▶ Requirement
Your task is to print every entry below exactly as given.

━━━━━ Records supplied

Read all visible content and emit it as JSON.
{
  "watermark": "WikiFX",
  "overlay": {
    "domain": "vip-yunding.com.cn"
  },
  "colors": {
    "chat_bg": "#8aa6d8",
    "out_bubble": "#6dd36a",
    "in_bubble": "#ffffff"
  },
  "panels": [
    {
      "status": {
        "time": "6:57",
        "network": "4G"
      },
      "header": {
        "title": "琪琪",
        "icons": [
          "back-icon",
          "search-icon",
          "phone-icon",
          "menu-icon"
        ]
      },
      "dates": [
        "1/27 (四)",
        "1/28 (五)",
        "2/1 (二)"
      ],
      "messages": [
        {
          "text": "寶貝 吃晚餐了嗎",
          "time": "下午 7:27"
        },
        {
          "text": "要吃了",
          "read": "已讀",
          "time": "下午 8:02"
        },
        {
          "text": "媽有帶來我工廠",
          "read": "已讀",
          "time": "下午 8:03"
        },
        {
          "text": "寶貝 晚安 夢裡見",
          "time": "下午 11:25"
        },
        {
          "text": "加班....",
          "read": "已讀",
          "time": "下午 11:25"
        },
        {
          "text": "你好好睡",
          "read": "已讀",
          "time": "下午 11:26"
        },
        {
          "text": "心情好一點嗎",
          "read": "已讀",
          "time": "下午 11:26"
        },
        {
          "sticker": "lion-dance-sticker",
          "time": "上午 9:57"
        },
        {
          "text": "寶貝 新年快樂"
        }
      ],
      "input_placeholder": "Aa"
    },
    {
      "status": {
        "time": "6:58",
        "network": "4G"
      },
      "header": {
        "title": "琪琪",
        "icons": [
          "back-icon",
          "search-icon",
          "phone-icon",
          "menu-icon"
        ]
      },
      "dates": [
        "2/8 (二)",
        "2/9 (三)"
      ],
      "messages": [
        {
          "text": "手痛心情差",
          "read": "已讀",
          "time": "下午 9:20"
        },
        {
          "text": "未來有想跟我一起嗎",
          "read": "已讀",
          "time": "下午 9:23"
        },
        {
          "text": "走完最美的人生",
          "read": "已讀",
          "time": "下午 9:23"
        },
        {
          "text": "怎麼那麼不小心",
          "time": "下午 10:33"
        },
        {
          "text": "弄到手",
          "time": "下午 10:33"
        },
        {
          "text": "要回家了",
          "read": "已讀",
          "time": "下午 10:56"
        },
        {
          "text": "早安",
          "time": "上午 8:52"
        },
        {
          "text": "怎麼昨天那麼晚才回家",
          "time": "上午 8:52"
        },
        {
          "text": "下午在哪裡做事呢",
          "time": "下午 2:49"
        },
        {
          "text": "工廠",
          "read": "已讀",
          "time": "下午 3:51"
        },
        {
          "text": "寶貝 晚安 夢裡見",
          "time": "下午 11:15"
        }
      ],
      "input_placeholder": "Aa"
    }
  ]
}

━━━━━━━━━━

▶ Final result
Read all visible content and emit it as JSON.
{
  "watermark": "WikiFX",
  "overlay": {
    "domain": "vip-yunding.com.cn"
  },
  "colors": {
    "chat_bg": "#8aa6d8",
    "out_bubble": "#6dd36a",
    "in_bubble": "#ffffff"
  },
  "panels": [
    {
      "status": {
        "time": "6:57",
        "network": "4G"
      },
      "header": {
        "title": "琪琪",
        "icons": [
          "back-icon",
          "search-icon",
          "phone-icon",
          "menu-icon"
        ]
      },
      "dates": [
        "1/27 (四)",
        "1/28 (五)",
        "2/1 (二)"
      ],
      "messages": [
        {
          "text": "寶貝 吃晚餐了嗎",
          "time": "下午 7:27"
        },
        {
          "text": "要吃了",
          "read": "已讀",
          "time": "下午 8:02"
        },
        {
          "text": "媽有帶來我工廠",
          "read": "已讀",
          "time": "下午 8:03"
        },
        {
          "text": "寶貝 晚安 夢裡見",
          "time": "下午 11:25"
        },
        {
          "text": "加班....",
          "read": "已讀",
          "time": "下午 11:25"
        },
        {
          "text": "你好好睡",
          "read": "已讀",
          "time": "下午 11:26"
        },
        {
          "text": "心情好一點嗎",
          "read": "已讀",
          "time": "下午 11:26"
        },
        {
          "sticker": "lion-dance-sticker",
          "time": "上午 9:57"
        },
        {
          "text": "寶貝 新年快樂"
        }
      ],
      "input_placeholder": "Aa"
    },
    {
      "status": {
        "time": "6:58",
        "network": "4G"
      },
      "header": {
        "title": "琪琪",
        "icons": [
          "back-icon",
          "search-icon",
          "phone-icon",
          "menu-icon"
        ]
      },
      "dates": [
        "2/8 (二)",
        "2/9 (三)"
      ],
      "messages": [
        {
          "text": "手痛心情差",
          "read": "已讀",
          "time": "下午 9:20"
        },
        {
          "text": "未來有想跟我一起嗎",
          "read": "已讀",
          "time": "下午 9:23"
        },
        {
          "text": "走完最美的人生",
          "read": "已讀",
          "time": "下午 9:23"
        },
        {
          "text": "怎麼那麼不小心",
          "time": "下午 10:33"
        },
        {
          "text": "弄到手",
          "time": "下午 10:33"
        },
        {
          "text": "要回家了",
          "read": "已讀",
          "time": "下午 10:56"
        },
        {
          "text": "早安",
          "time": "上午 8:52"
        },
        {
          "text": "怎麼昨天那麼晚才回家",
          "time": "上午 8:52"
        },
        {
          "text": "下午在哪裡做事呢",
          "time": "下午 2:49"
        },
        {
          "text": "工廠",
          "read": "已讀",
          "time": "下午 3:51"
        },
        {
          "text": "寶貝 晚安 夢裡見",
          "time": "下午 11:15"
        }
      ],
      "input_placeholder": "Aa"
    }
  ]
}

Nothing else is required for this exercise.